> [Task inputs]
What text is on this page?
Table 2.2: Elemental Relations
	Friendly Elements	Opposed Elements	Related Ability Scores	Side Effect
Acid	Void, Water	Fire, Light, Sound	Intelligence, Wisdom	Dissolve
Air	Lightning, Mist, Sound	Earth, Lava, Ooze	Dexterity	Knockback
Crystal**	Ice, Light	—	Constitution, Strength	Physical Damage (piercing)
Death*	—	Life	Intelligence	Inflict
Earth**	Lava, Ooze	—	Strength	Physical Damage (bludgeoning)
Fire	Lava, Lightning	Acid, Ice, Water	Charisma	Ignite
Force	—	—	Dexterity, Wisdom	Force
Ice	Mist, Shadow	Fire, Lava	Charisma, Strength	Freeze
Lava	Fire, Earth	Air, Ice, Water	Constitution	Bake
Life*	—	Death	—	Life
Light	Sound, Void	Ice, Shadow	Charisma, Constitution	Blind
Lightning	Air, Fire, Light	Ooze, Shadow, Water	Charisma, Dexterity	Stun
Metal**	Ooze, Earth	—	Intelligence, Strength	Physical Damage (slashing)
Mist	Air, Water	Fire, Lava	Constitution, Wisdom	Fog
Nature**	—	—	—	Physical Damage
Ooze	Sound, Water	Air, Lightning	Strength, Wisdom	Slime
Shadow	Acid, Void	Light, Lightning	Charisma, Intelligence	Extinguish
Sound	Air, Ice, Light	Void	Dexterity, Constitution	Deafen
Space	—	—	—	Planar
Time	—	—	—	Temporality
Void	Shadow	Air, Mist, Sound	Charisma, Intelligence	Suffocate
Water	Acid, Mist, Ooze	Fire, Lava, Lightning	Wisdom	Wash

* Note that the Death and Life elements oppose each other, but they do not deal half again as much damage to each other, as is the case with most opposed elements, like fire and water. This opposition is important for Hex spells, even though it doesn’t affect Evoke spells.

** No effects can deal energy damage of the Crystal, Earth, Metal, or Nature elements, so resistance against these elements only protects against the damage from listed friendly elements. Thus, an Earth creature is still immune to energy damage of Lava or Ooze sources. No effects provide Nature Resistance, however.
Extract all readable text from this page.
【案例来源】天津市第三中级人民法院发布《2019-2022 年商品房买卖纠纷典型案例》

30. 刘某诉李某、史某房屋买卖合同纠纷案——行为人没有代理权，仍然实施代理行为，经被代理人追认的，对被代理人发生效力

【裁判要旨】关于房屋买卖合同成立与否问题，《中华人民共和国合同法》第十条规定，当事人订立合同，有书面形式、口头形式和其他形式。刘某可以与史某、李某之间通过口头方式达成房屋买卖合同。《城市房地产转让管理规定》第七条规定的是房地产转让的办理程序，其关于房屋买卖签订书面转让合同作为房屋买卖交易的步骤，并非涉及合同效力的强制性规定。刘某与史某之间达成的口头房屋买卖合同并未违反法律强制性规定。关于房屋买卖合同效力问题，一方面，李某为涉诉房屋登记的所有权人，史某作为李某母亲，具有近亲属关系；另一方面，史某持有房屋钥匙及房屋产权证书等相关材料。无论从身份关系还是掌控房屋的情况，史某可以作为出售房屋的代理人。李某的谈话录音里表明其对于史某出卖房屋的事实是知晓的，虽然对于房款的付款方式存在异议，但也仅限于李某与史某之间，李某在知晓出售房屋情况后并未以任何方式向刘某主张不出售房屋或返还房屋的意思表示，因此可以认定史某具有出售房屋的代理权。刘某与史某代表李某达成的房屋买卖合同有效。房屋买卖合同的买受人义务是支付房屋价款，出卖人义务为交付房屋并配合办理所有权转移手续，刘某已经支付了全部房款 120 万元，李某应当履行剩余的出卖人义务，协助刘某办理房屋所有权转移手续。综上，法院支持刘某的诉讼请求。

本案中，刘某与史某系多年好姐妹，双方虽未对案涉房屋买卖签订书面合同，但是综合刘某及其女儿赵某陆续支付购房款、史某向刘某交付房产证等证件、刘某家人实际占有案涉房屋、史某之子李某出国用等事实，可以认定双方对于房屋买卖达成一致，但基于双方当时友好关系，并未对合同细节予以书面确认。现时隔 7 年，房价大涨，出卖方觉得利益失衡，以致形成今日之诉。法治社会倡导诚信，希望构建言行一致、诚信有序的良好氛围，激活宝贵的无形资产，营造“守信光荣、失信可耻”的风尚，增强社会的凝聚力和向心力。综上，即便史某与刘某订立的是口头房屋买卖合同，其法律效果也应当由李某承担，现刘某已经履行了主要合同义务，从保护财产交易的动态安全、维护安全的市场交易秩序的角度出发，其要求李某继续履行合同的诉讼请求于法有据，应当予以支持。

> [Challenge] Copy all of the data exactly.

> [Written answer]
What text is on this page?
Table 2.2: Elemental Relations
	Friendly Elements	Opposed Elements	Related Ability Scores	Side Effect
Acid	Void, Water	Fire, Light, Sound	Intelligence, Wisdom	Dissolve
Air	Lightning, Mist, Sound	Earth, Lava, Ooze	Dexterity	Knockback
Crystal**	Ice, Light	—	Constitution, Strength	Physical Damage (piercing)
Death*	—	Life	Intelligence	Inflict
Earth**	Lava, Ooze	—	Strength	Physical Damage (bludgeoning)
Fire	Lava, Lightning	Acid, Ice, Water	Charisma	Ignite
Force	—	—	Dexterity, Wisdom	Force
Ice	Mist, Shadow	Fire, Lava	Charisma, Strength	Freeze
Lava	Fire, Earth	Air, Ice, Water	Constitution	Bake
Life*	—	Death	—	Life
Light	Sound, Void	Ice, Shadow	Charisma, Constitution	Blind
Lightning	Air, Fire, Light	Ooze, Shadow, Water	Charisma, Dexterity	Stun
Metal**	Ooze, Earth	—	Intelligence, Strength	Physical Damage (slashing)
Mist	Air, Water	Fire, Lava	Constitution, Wisdom	Fog
Nature**	—	—	—	Physical Damage
Ooze	Sound, Water	Air, Lightning	Strength, Wisdom	Slime
Shadow	Acid, Void	Light, Lightning	Charisma, Intelligence	Extinguish
Sound	Air, Ice, Light	Void	Dexterity, Constitution	Deafen
Space	—	—	—	Planar
Time	—	—	—	Temporality
Void	Shadow	Air, Mist, Sound	Charisma, Intelligence	Suffocate
Water	Acid, Mist, Ooze	Fire, Lava, Lightning	Wisdom	Wash

* Note that the Death and Life elements oppose each other, but they do not deal half again as much damage to each other, as is the case with most opposed elements, like fire and water. This opposition is important for Hex spells, even though it doesn’t affect Evoke spells.

** No effects can deal energy damage of the Crystal, Earth, Metal, or Nature elements, so resistance against these elements only protects against the damage from listed friendly elements. Thus, an Earth creature is still immune to energy damage of Lava or Ooze sources. No effects provide Nature Resistance, however.
Extract all readable text from this page.
【案例来源】天津市第三中级人民法院发布《2019-2022 年商品房买卖纠纷典型案例》

30. 刘某诉李某、史某房屋买卖合同纠纷案——行为人没有代理权，仍然实施代理行为，经被代理人追认的，对被代理人发生效力

【裁判要旨】关于房屋买卖合同成立与否问题，《中华人民共和国合同法》第十条规定，当事人订立合同，有书面形式、口头形式和其他形式。刘某可以与史某、李某之间通过口头方式达成房屋买卖合同。《城市房地产转让管理规定》第七条规定的是房地产转让的办理程序，其关于房屋买卖签订书面转让合同作为房屋买卖交易的步骤，并非涉及合同效力的强制性规定。刘某与史某之间达成的口头房屋买卖合同并未违反法律强制性规定。关于房屋买卖合同效力问题，一方面，李某为涉诉房屋登记的所有权人，史某作为李某母亲，具有近亲属关系；另一方面，史某持有房屋钥匙及房屋产权证书等相关材料。无论从身份关系还是掌控房屋的情况，史某可以作为出售房屋的代理人。李某的谈话录音里表明其对于史某出卖房屋的事实是知晓的，虽然对于房款的付款方式存在异议，但也仅限于李某与史某之间，李某在知晓出售房屋情况后并未以任何方式向刘某主张不出售房屋或返还房屋的意思表示，因此可以认定史某具有出售房屋的代理权。刘某与史某代表李某达成的房屋买卖合同有效。房屋买卖合同的买受人义务是支付房屋价款，出卖人义务为交付房屋并配合办理所有权转移手续，刘某已经支付了全部房款 120 万元，李某应当履行剩余的出卖人义务，协助刘某办理房屋所有权转移手续。综上，法院支持刘某的诉讼请求。

本案中，刘某与史某系多年好姐妹，双方虽未对案涉房屋买卖签订书面合同，但是综合刘某及其女儿赵某陆续支付购房款、史某向刘某交付房产证等证件、刘某家人实际占有案涉房屋、史某之子李某出国用等事实，可以认定双方对于房屋买卖达成一致，但基于双方当时友好关系，并未对合同细节予以书面确认。现时隔 7 年，房价大涨，出卖方觉得利益失衡，以致形成今日之诉。法治社会倡导诚信，希望构建言行一致、诚信有序的良好氛围，激活宝贵的无形资产，营造“守信光荣、失信可耻”的风尚，增强社会的凝聚力和向心力。综上，即便史某与刘某订立的是口头房屋买卖合同，其法律效果也应当由李某承担，现刘某已经履行了主要合同义务，从保护财产交易的动态安全、维护安全的市场交易秩序的角度出发，其要求李某继续履行合同的诉讼请求于法有据，应当予以支持。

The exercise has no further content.